──────── Records ────────

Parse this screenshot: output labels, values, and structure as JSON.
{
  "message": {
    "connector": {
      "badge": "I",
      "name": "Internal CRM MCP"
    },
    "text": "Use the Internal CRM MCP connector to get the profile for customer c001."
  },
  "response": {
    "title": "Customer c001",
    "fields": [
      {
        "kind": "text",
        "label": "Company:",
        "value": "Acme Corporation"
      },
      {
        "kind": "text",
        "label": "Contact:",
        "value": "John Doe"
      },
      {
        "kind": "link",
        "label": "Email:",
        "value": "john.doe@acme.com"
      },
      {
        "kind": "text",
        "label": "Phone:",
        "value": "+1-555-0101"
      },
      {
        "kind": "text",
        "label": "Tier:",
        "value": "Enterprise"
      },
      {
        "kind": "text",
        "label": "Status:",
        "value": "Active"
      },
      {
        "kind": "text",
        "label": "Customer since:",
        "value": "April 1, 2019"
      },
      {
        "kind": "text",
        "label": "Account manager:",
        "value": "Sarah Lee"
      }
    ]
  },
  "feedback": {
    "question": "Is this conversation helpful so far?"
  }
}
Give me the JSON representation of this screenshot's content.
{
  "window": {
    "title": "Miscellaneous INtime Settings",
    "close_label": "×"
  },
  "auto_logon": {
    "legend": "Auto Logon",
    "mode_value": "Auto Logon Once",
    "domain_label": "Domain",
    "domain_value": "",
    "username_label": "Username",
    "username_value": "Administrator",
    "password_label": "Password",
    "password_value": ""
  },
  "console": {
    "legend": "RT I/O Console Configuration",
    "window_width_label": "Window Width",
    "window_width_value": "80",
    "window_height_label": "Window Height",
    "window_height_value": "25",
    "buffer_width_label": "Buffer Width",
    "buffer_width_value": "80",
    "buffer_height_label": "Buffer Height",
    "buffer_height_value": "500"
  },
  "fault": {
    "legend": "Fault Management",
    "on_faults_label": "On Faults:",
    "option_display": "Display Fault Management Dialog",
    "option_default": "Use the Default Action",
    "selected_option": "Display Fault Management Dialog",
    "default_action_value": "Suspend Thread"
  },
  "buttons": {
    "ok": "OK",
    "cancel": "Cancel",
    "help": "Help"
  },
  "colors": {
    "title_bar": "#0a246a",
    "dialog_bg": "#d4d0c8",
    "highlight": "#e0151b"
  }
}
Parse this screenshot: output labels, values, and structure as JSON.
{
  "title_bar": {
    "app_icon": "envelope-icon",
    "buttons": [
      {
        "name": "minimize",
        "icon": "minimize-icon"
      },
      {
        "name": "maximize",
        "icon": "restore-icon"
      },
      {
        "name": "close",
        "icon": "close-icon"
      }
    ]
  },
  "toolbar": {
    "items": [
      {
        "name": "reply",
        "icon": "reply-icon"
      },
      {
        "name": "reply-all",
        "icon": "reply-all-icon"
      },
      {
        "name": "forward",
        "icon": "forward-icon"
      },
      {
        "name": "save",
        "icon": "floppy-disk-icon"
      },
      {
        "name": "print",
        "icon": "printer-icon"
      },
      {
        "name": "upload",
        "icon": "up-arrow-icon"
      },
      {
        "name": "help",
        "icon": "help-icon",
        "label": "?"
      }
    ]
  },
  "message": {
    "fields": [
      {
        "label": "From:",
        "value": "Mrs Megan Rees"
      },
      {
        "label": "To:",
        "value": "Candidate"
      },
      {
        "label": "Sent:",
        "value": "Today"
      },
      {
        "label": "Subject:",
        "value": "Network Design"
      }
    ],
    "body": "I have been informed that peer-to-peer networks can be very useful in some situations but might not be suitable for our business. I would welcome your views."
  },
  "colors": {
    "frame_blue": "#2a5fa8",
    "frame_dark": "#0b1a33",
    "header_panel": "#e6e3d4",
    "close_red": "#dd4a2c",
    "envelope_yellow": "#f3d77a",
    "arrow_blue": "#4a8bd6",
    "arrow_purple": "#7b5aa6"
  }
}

────────

*Task details:* Repeat all the entries word for word.

*In response:*
Parse this screenshot: output labels, values, and structure as JSON.
{
  "message": {
    "connector": {
      "badge": "I",
      "name": "Internal CRM MCP"
    },
    "text": "Use the Internal CRM MCP connector to get the profile for customer c001."
  },
  "response": {
    "title": "Customer c001",
    "fields": [
      {
        "kind": "text",
        "label": "Company:",
        "value": "Acme Corporation"
      },
      {
        "kind": "text",
        "label": "Contact:",
        "value": "John Doe"
      },
      {
        "kind": "link",
        "label": "Email:",
        "value": "john.doe@acme.com"
      },
      {
        "kind": "text",
        "label": "Phone:",
        "value": "+1-555-0101"
      },
      {
        "kind": "text",
        "label": "Tier:",
        "value": "Enterprise"
      },
      {
        "kind": "text",
        "label": "Status:",
        "value": "Active"
      },
      {
        "kind": "text",
        "label": "Customer since:",
        "value": "April 1, 2019"
      },
      {
        "kind": "text",
        "label": "Account manager:",
        "value": "Sarah Lee"
      }
    ]
  },
  "feedback": {
    "question": "Is this conversation helpful so far?"
  }
}
Give me the JSON representation of this screenshot's content.
{
  "window": {
    "title": "Miscellaneous INtime Settings",
    "close_label": "×"
  },
  "auto_logon": {
    "legend": "Auto Logon",
    "mode_value": "Auto Logon Once",
    "domain_label": "Domain",
    "domain_value": "",
    "username_label": "Username",
    "username_value": "Administrator",
    "password_label": "Password",
    "password_value": ""
  },
  "console": {
    "legend": "RT I/O Console Configuration",
    "window_width_label": "Window Width",
    "window_width_value": "80",
    "window_height_label": "Window Height",
    "window_height_value": "25",
    "buffer_width_label": "Buffer Width",
    "buffer_width_value": "80",
    "buffer_height_label": "Buffer Height",
    "buffer_height_value": "500"
  },
  "fault": {
    "legend": "Fault Management",
    "on_faults_label": "On Faults:",
    "option_display": "Display Fault Management Dialog",
    "option_default": "Use the Default Action",
    "selected_option": "Display Fault Management Dialog",
    "default_action_value": "Suspend Thread"
  },
  "buttons": {
    "ok": "OK",
    "cancel": "Cancel",
    "help": "Help"
  },
  "colors": {
    "title_bar": "#0a246a",
    "dialog_bg": "#d4d0c8",
    "highlight": "#e0151b"
  }
}
Parse this screenshot: output labels, values, and structure as JSON.
{
  "title_bar": {
    "app_icon": "envelope-icon",
    "buttons": [
      {
        "name": "minimize",
        "icon": "minimize-icon"
      },
      {
        "name": "maximize",
        "icon": "restore-icon"
      },
      {
        "name": "close",
        "icon": "close-icon"
      }
    ]
  },
  "toolbar": {
    "items": [
      {
        "name": "reply",
        "icon": "reply-icon"
      },
      {
        "name": "reply-all",
        "icon": "reply-all-icon"
      },
      {
        "name": "forward",
        "icon": "forward-icon"
      },
      {
        "name": "save",
        "icon": "floppy-disk-icon"
      },
      {
        "name": "print",
        "icon": "printer-icon"
      },
      {
        "name": "upload",
        "icon": "up-arrow-icon"
      },
      {
        "name": "help",
        "icon": "help-icon",
        "label": "?"
      }
    ]
  },
  "message": {
    "fields": [
      {
        "label": "From:",
        "value": "Mrs Megan Rees"
      },
      {
        "label": "To:",
        "value": "Candidate"
      },
      {
        "label": "Sent:",
        "value": "Today"
      },
      {
        "label": "Subject:",
        "value": "Network Design"
      }
    ],
    "body": "I have been informed that peer-to-peer networks can be very useful in some situations but might not be suitable for our business. I would welcome your views."
  },
  "colors": {
    "frame_blue": "#2a5fa8",
    "frame_dark": "#0b1a33",
    "header_panel": "#e6e3d4",
    "close_red": "#dd4a2c",
    "envelope_yellow": "#f3d77a",
    "arrow_blue": "#4a8bd6",
    "arrow_purple": "#7b5aa6"
  }
}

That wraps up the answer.